Given problem: Pull every line containing the word "local" from the records.

Records from a data source
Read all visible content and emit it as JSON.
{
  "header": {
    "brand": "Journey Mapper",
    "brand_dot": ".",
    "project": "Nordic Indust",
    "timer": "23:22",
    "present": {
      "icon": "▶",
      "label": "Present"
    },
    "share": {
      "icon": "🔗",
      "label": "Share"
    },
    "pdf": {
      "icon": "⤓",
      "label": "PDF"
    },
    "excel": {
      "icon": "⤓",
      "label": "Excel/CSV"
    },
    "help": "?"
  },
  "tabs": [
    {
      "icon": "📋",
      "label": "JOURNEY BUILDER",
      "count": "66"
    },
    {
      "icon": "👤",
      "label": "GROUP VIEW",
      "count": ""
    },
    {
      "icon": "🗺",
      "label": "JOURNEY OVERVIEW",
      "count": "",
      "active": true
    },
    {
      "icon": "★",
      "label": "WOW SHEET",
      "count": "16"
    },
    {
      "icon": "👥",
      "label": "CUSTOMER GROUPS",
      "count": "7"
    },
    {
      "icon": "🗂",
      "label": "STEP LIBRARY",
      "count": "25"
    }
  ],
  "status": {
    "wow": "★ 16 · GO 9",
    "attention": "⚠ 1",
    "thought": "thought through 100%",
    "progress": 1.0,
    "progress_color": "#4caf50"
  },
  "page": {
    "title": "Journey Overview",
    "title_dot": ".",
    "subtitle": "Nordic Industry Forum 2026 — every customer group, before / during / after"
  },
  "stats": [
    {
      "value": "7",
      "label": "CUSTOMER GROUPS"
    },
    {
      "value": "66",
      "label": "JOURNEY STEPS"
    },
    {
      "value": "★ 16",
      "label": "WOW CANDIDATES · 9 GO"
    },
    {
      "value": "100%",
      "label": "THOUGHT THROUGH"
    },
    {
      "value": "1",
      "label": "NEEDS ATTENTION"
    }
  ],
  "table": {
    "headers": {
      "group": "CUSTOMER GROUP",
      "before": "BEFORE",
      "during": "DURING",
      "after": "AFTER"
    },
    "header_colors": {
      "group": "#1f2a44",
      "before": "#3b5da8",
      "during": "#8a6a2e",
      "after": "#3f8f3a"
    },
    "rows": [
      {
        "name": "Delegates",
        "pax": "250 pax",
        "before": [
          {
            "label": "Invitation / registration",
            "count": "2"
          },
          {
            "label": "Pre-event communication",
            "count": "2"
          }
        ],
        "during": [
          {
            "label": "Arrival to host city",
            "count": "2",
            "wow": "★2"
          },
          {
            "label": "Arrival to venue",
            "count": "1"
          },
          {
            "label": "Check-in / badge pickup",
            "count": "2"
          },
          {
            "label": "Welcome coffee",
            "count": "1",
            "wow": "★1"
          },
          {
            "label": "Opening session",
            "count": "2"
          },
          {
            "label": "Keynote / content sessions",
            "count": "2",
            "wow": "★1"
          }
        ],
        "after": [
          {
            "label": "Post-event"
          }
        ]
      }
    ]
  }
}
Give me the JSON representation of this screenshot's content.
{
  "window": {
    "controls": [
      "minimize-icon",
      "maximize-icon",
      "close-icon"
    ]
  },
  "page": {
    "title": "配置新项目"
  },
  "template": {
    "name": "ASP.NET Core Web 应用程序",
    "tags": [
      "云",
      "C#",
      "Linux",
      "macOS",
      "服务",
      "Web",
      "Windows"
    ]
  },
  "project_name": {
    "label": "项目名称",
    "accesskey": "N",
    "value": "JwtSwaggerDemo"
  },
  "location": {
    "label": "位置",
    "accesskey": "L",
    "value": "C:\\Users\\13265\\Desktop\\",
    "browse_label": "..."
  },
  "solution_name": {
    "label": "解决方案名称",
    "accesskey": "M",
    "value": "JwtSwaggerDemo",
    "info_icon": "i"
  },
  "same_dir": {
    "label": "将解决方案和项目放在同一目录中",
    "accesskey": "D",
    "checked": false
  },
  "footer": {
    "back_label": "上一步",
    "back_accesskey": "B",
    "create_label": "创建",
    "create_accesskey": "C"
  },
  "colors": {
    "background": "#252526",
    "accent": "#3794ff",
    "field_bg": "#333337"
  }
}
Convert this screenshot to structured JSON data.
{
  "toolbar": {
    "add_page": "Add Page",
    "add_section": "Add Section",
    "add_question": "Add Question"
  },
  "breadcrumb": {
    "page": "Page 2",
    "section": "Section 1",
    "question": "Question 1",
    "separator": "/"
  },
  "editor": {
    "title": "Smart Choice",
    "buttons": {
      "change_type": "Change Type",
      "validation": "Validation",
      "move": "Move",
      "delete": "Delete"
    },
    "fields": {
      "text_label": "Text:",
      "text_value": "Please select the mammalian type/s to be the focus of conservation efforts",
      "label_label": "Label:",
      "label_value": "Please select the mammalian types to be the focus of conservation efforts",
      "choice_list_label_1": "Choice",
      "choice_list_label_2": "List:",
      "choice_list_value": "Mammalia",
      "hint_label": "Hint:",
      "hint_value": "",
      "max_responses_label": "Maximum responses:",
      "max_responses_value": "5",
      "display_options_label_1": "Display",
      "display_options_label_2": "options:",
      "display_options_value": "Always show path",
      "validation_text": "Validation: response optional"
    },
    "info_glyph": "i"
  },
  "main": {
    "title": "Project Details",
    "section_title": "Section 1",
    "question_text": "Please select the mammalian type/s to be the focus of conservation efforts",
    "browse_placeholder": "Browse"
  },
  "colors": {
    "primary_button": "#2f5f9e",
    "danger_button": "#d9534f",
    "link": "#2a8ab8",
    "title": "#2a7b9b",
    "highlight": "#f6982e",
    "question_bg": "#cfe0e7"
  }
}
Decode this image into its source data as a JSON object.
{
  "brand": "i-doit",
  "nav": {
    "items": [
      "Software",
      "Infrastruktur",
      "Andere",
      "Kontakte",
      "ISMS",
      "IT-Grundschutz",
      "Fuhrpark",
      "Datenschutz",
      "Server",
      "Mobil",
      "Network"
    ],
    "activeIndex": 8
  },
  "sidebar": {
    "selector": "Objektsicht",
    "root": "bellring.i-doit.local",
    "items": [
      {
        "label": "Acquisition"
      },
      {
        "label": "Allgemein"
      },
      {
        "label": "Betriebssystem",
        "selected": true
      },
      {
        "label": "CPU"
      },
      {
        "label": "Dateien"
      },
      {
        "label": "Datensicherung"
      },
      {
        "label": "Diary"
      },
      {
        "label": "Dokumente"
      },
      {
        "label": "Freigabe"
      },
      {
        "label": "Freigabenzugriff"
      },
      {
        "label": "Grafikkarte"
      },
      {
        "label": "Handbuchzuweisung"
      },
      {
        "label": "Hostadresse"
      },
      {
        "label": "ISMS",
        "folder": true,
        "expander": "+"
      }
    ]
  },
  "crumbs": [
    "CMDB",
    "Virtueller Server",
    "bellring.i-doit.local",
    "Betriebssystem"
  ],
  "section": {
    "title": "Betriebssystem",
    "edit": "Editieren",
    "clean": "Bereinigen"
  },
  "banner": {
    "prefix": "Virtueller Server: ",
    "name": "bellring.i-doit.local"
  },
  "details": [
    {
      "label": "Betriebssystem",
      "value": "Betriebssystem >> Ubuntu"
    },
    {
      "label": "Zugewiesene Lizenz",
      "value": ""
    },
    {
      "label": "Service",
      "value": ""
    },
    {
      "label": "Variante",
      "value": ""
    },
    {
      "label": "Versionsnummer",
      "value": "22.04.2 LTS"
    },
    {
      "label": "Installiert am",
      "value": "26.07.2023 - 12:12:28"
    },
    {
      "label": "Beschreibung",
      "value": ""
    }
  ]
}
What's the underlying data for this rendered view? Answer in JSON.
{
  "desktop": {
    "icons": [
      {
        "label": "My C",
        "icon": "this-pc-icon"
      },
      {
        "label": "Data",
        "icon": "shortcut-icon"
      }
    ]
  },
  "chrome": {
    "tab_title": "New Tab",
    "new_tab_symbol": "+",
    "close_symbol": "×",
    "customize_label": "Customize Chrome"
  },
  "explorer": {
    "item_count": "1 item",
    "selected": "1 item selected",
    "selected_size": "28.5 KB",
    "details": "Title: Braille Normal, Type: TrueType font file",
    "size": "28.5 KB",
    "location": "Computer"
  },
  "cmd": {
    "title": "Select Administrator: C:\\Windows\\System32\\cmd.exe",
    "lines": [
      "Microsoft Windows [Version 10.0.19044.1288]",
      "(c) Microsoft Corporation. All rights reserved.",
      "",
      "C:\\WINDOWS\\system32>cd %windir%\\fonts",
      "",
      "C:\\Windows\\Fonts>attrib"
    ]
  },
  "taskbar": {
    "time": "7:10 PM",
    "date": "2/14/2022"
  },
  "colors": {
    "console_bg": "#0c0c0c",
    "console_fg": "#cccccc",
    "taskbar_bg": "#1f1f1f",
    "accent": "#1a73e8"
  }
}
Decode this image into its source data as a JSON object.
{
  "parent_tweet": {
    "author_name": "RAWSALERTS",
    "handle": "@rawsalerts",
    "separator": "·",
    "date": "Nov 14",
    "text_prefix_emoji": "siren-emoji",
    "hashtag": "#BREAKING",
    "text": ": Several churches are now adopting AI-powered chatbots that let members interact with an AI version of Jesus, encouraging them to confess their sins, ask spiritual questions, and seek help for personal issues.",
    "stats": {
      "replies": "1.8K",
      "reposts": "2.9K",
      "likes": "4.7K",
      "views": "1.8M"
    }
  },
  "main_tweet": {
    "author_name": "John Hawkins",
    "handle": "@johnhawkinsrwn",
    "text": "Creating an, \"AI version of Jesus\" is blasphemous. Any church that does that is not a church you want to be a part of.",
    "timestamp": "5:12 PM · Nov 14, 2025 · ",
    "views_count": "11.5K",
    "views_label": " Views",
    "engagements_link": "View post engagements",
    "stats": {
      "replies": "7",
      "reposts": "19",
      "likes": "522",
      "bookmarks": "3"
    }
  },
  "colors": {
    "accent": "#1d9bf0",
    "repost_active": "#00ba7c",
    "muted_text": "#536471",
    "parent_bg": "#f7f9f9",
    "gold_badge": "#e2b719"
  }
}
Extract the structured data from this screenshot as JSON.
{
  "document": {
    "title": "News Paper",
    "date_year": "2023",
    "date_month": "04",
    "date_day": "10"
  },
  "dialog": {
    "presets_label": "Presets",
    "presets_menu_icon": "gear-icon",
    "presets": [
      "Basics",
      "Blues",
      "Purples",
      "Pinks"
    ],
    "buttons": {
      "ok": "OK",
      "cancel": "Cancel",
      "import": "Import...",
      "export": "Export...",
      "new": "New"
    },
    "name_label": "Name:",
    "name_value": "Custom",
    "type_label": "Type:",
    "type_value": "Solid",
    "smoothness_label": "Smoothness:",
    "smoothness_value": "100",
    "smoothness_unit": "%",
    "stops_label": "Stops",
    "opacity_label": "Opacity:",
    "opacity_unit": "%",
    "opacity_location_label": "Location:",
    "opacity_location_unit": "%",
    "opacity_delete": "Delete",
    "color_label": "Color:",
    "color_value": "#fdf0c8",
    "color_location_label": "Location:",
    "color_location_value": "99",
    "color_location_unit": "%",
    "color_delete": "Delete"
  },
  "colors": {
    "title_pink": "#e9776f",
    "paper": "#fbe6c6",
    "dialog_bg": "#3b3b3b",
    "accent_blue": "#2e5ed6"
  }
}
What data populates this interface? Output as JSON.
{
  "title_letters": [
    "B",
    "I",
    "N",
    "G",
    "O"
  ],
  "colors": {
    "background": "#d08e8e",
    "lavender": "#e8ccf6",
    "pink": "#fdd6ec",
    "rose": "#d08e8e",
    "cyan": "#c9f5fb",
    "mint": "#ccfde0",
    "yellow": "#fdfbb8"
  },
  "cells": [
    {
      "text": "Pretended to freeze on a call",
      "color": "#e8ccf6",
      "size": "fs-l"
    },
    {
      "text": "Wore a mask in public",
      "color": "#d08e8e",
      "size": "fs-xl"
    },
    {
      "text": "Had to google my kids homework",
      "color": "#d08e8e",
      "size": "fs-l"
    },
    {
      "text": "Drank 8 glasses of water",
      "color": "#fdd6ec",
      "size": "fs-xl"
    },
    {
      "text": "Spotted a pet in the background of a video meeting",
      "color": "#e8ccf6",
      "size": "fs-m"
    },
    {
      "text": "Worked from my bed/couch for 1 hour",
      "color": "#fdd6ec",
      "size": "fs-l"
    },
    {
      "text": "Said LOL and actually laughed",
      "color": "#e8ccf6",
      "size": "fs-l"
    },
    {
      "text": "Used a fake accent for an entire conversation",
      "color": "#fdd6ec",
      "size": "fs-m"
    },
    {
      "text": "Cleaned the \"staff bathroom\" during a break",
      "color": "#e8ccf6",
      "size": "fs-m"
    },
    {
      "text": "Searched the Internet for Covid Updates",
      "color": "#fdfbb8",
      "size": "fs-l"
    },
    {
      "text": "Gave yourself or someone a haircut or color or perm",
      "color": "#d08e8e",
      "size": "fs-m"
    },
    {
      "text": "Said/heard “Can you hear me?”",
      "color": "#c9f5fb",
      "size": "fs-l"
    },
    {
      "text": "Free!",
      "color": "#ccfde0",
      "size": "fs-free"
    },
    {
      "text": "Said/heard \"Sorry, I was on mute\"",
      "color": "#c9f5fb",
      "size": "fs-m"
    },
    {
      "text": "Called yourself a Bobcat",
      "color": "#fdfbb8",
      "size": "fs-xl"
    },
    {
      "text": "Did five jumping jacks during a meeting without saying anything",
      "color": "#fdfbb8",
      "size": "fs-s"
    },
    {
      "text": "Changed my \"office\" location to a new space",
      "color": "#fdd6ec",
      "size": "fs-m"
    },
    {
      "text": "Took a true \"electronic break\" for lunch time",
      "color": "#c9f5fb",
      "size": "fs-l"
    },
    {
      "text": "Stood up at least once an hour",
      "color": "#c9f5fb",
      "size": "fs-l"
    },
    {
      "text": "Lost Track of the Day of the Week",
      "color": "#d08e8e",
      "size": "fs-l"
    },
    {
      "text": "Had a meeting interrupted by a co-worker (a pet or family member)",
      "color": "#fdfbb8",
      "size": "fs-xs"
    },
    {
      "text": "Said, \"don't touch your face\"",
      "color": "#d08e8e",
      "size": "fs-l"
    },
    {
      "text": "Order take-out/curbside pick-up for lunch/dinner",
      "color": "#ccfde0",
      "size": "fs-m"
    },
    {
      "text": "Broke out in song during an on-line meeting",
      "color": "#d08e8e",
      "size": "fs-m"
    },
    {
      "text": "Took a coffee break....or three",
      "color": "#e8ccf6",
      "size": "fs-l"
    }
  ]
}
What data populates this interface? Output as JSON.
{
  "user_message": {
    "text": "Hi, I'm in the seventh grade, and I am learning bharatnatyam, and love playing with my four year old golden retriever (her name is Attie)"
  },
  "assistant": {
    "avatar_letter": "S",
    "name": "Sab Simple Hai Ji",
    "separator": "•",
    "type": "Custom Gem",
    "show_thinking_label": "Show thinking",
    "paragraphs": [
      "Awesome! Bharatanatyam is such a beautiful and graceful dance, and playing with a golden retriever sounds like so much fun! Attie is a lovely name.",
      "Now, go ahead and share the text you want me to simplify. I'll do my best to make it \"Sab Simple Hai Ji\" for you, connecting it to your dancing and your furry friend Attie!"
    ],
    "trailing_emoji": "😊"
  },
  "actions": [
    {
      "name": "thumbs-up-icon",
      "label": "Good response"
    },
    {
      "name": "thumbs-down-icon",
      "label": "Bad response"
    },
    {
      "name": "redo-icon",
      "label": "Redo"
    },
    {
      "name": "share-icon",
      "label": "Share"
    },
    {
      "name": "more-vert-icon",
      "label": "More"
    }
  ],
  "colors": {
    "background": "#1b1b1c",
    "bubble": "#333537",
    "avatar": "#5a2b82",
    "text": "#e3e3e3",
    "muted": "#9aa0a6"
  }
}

The completed task:
    "root": "bellring.i-doit.local",
    "bellring.i-doit.local",
    "name": "bellring.i-doit.local"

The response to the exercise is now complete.